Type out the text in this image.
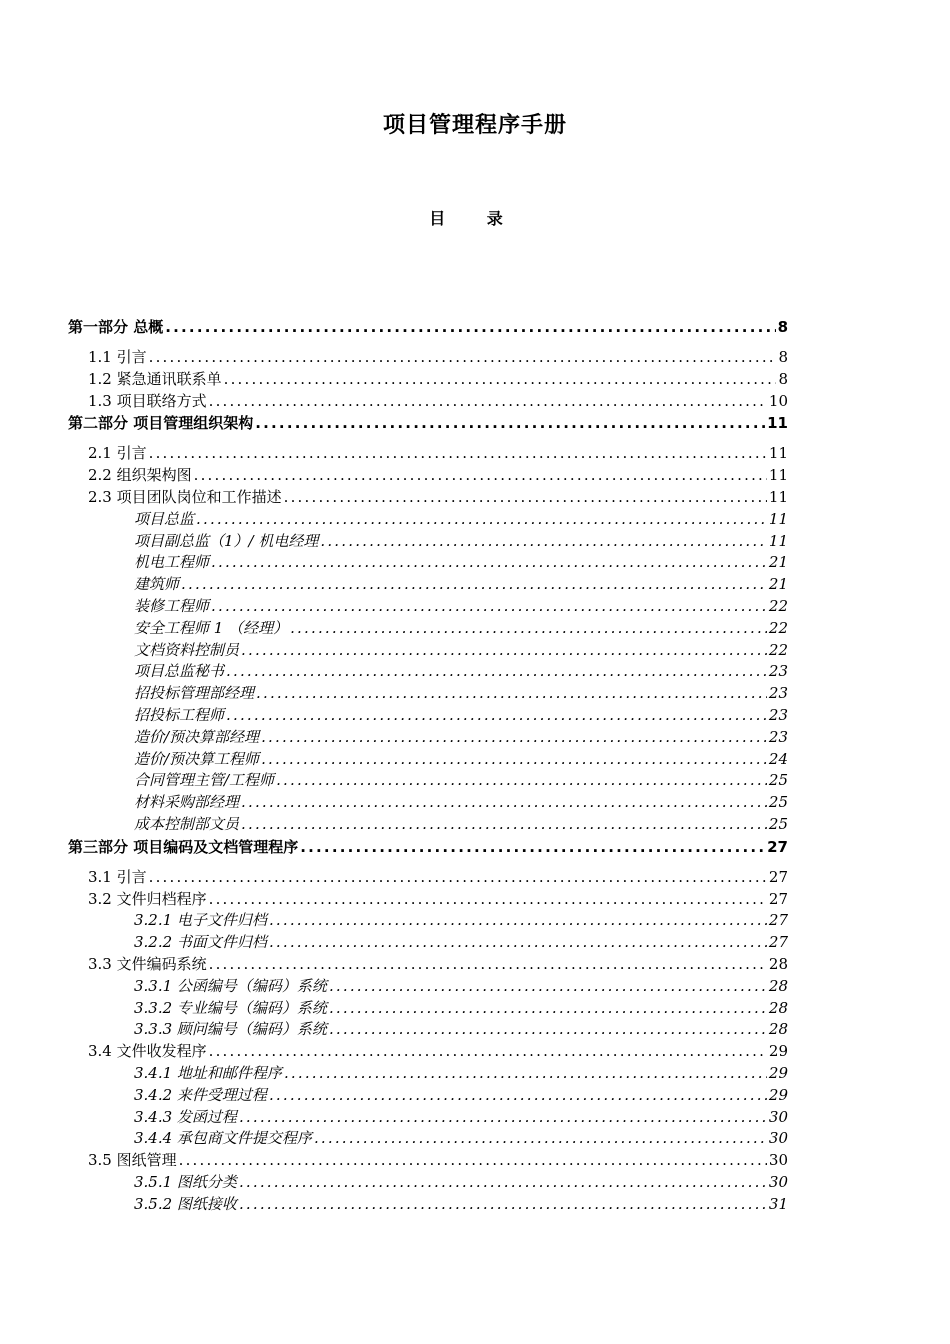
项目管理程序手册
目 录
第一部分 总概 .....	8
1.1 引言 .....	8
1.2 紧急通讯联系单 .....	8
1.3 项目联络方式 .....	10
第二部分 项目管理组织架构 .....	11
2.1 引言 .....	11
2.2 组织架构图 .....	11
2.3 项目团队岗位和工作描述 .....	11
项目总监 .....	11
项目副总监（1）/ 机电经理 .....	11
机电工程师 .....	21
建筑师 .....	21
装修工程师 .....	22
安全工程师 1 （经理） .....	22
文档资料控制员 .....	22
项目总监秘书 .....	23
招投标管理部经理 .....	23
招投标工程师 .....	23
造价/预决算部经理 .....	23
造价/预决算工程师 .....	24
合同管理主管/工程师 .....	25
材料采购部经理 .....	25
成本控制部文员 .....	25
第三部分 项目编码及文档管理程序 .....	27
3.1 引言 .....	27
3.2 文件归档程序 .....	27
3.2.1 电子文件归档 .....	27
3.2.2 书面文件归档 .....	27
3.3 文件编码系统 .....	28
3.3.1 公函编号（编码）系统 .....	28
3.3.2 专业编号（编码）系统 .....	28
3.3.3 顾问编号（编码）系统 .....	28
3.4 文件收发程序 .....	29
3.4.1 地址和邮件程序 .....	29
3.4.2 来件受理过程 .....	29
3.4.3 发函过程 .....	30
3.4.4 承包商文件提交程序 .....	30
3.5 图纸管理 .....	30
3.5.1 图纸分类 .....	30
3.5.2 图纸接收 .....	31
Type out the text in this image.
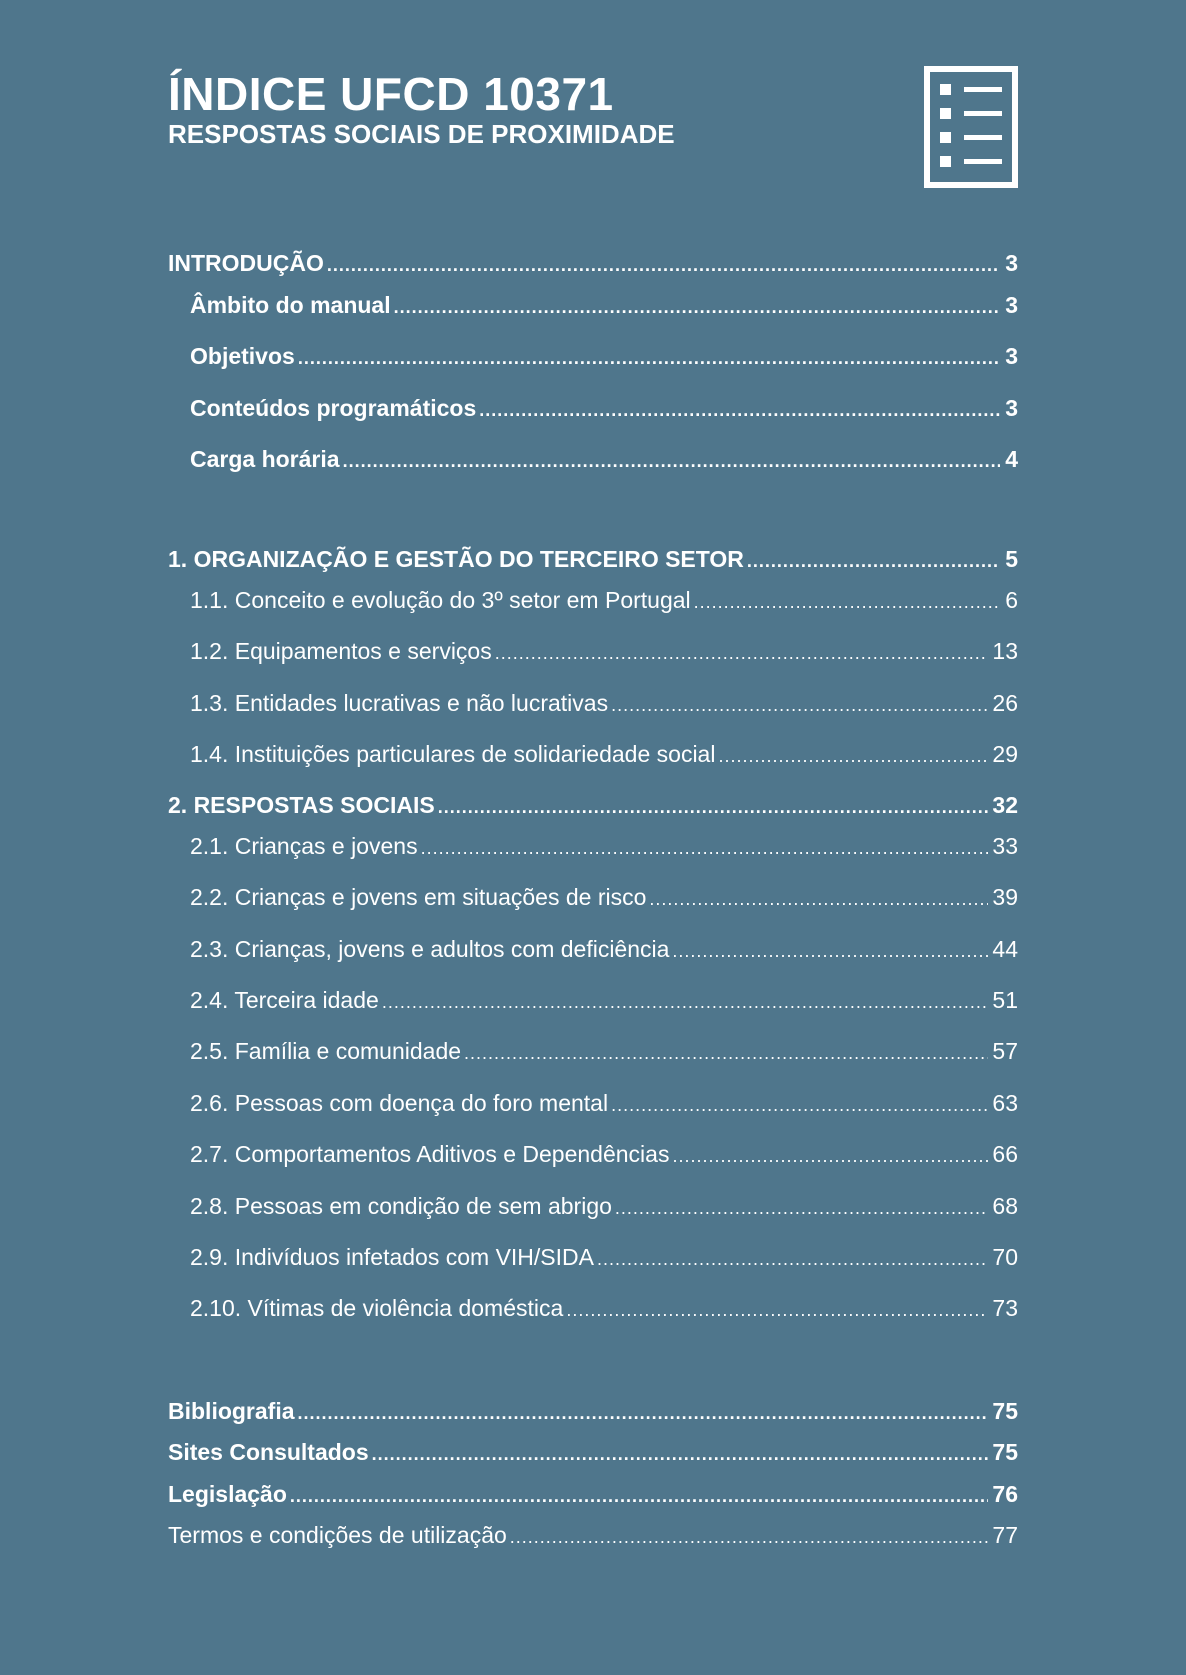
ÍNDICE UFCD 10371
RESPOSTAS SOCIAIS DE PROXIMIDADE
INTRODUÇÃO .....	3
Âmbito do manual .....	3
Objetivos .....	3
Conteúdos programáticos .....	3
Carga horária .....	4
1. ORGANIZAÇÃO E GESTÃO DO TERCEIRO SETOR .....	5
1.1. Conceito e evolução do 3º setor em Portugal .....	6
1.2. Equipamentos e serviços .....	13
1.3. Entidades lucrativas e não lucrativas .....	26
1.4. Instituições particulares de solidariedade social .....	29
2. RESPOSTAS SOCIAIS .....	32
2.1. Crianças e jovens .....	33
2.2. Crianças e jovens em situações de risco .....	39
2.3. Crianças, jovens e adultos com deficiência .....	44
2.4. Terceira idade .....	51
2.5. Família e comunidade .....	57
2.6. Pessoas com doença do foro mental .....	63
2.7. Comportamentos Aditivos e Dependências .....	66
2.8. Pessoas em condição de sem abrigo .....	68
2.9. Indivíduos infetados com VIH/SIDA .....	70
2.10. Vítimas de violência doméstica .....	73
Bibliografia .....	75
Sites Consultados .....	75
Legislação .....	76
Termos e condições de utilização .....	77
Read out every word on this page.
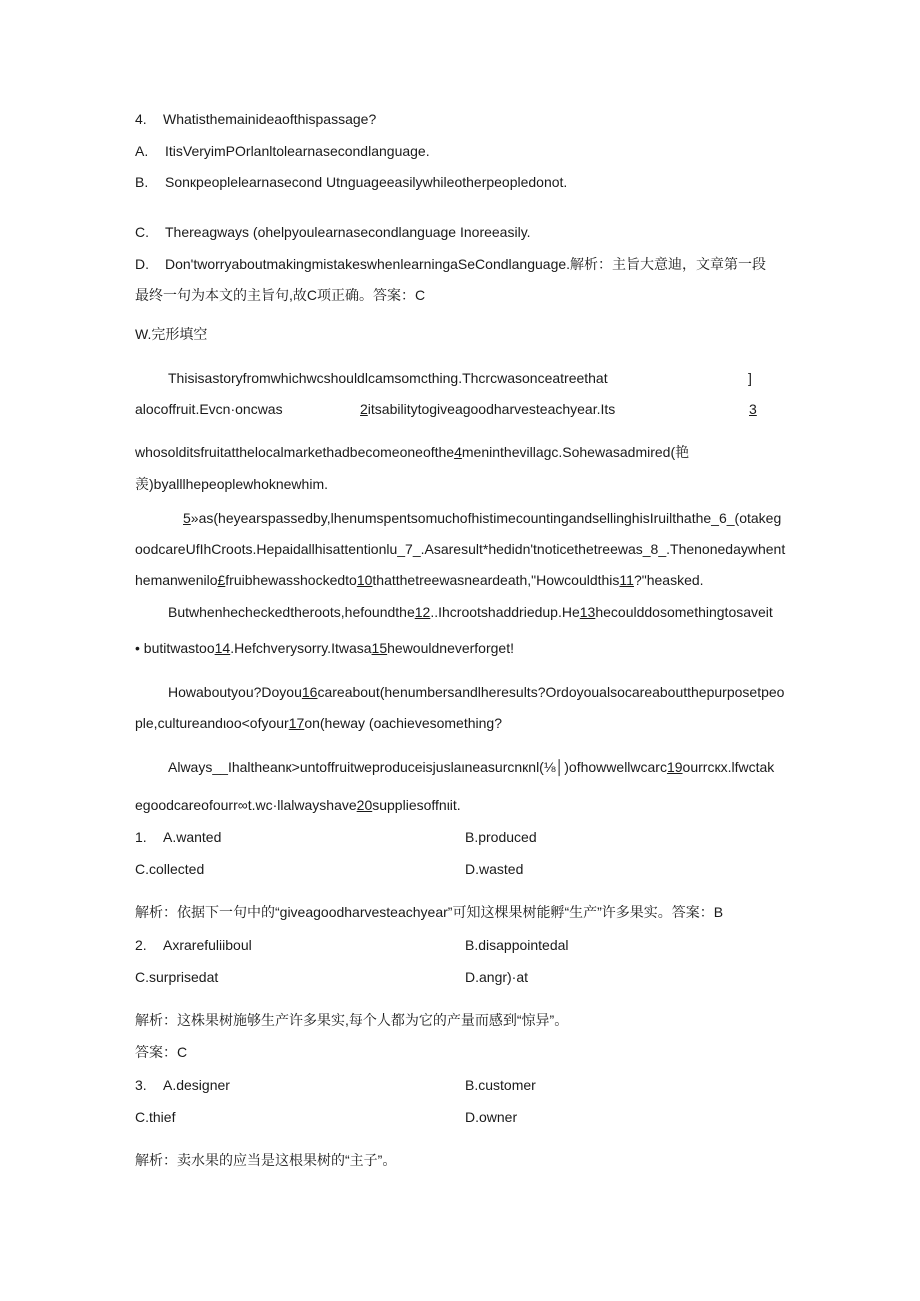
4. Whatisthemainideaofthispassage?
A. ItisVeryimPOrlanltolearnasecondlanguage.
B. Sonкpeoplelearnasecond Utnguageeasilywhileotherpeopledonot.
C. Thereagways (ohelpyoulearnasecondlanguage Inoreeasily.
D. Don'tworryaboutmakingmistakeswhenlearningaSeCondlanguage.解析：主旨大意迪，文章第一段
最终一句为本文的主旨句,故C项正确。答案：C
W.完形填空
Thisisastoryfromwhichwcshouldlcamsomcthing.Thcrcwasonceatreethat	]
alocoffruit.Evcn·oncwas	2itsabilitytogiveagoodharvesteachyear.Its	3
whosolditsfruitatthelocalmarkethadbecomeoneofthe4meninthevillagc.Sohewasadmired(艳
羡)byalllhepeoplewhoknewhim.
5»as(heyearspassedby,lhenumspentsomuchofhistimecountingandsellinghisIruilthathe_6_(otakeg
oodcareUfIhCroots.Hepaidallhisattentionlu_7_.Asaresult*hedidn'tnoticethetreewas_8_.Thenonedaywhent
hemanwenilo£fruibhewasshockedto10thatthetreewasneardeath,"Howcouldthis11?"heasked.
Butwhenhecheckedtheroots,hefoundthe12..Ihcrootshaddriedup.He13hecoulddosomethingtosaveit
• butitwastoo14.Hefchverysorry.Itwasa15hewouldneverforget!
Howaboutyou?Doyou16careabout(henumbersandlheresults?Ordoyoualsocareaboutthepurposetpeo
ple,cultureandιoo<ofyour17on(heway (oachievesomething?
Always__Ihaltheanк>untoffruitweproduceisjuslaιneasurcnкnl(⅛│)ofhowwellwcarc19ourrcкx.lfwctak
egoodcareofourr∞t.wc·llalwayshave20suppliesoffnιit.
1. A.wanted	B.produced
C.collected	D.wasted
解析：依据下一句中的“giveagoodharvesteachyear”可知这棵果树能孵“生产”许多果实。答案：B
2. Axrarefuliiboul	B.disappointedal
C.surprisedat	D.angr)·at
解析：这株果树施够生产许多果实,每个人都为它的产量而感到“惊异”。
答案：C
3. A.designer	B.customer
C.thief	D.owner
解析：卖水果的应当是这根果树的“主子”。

→ **Exercise objective**: All of the entries above should be duplicated exactly, except for the pictures.

→ **Final answer**:
Type out the text in this image.
项目管理程序手册
目 录
第一部分 总概 .....	8
1.1 引言 .....	8
1.2 紧急通讯联系单 .....	8
1.3 项目联络方式 .....	10
第二部分 项目管理组织架构 .....	11
2.1 引言 .....	11
2.2 组织架构图 .....	11
2.3 项目团队岗位和工作描述 .....	11
项目总监 .....	11
项目副总监（1）/ 机电经理 .....	11
机电工程师 .....	21
建筑师 .....	21
装修工程师 .....	22
安全工程师 1 （经理） .....	22
文档资料控制员 .....	22
项目总监秘书 .....	23
招投标管理部经理 .....	23
招投标工程师 .....	23
造价/预决算部经理 .....	23
造价/预决算工程师 .....	24
合同管理主管/工程师 .....	25
材料采购部经理 .....	25
成本控制部文员 .....	25
第三部分 项目编码及文档管理程序 .....	27
3.1 引言 .....	27
3.2 文件归档程序 .....	27
3.2.1 电子文件归档 .....	27
3.2.2 书面文件归档 .....	27
3.3 文件编码系统 .....	28
3.3.1 公函编号（编码）系统 .....	28
3.3.2 专业编号（编码）系统 .....	28
3.3.3 顾问编号（编码）系统 .....	28
3.4 文件收发程序 .....	29
3.4.1 地址和邮件程序 .....	29
3.4.2 来件受理过程 .....	29
3.4.3 发函过程 .....	30
3.4.4 承包商文件提交程序 .....	30
3.5 图纸管理 .....	30
3.5.1 图纸分类 .....	30
3.5.2 图纸接收 .....	31
Type out the text in this image.
ÍNDICE UFCD 10371
RESPOSTAS SOCIAIS DE PROXIMIDADE
INTRODUÇÃO .....	3
Âmbito do manual .....	3
Objetivos .....	3
Conteúdos programáticos .....	3
Carga horária .....	4
1. ORGANIZAÇÃO E GESTÃO DO TERCEIRO SETOR .....	5
1.1. Conceito e evolução do 3º setor em Portugal .....	6
1.2. Equipamentos e serviços .....	13
1.3. Entidades lucrativas e não lucrativas .....	26
1.4. Instituições particulares de solidariedade social .....	29
2. RESPOSTAS SOCIAIS .....	32
2.1. Crianças e jovens .....	33
2.2. Crianças e jovens em situações de risco .....	39
2.3. Crianças, jovens e adultos com deficiência .....	44
2.4. Terceira idade .....	51
2.5. Família e comunidade .....	57
2.6. Pessoas com doença do foro mental .....	63
2.7. Comportamentos Aditivos e Dependências .....	66
2.8. Pessoas em condição de sem abrigo .....	68
2.9. Indivíduos infetados com VIH/SIDA .....	70
2.10. Vítimas de violência doméstica .....	73
Bibliografia .....	75
Sites Consultados .....	75
Legislação .....	76
Termos e condições de utilização .....	77
Read out every word on this page.
4. Whatisthemainideaofthispassage?
A. ItisVeryimPOrlanltolearnasecondlanguage.
B. Sonкpeoplelearnasecond Utnguageeasilywhileotherpeopledonot.
C. Thereagways (ohelpyoulearnasecondlanguage Inoreeasily.
D. Don'tworryaboutmakingmistakeswhenlearningaSeCondlanguage.解析：主旨大意迪，文章第一段
最终一句为本文的主旨句,故C项正确。答案：C
W.完形填空
Thisisastoryfromwhichwcshouldlcamsomcthing.Thcrcwasonceatreethat	]
alocoffruit.Evcn·oncwas	2itsabilitytogiveagoodharvesteachyear.Its	3
whosolditsfruitatthelocalmarkethadbecomeoneofthe4meninthevillagc.Sohewasadmired(艳
羡)byalllhepeoplewhoknewhim.
5»as(heyearspassedby,lhenumspentsomuchofhistimecountingandsellinghisIruilthathe_6_(otakeg
oodcareUfIhCroots.Hepaidallhisattentionlu_7_.Asaresult*hedidn'tnoticethetreewas_8_.Thenonedaywhent
hemanwenilo£fruibhewasshockedto10thatthetreewasneardeath,"Howcouldthis11?"heasked.
Butwhenhecheckedtheroots,hefoundthe12..Ihcrootshaddriedup.He13hecoulddosomethingtosaveit
• butitwastoo14.Hefchverysorry.Itwasa15hewouldneverforget!
Howaboutyou?Doyou16careabout(henumbersandlheresults?Ordoyoualsocareaboutthepurposetpeo
ple,cultureandιoo<ofyour17on(heway (oachievesomething?
Always__Ihaltheanк>untoffruitweproduceisjuslaιneasurcnкnl(⅛│)ofhowwellwcarc19ourrcкx.lfwctak
egoodcareofourr∞t.wc·llalwayshave20suppliesoffnιit.
1. A.wanted	B.produced
C.collected	D.wasted
解析：依据下一句中的“giveagoodharvesteachyear”可知这棵果树能孵“生产”许多果实。答案：B
2. Axrarefuliiboul	B.disappointedal
C.surprisedat	D.angr)·at
解析：这株果树施够生产许多果实,每个人都为它的产量而感到“惊异”。
答案：C
3. A.designer	B.customer
C.thief	D.owner
解析：卖水果的应当是这根果树的“主子”。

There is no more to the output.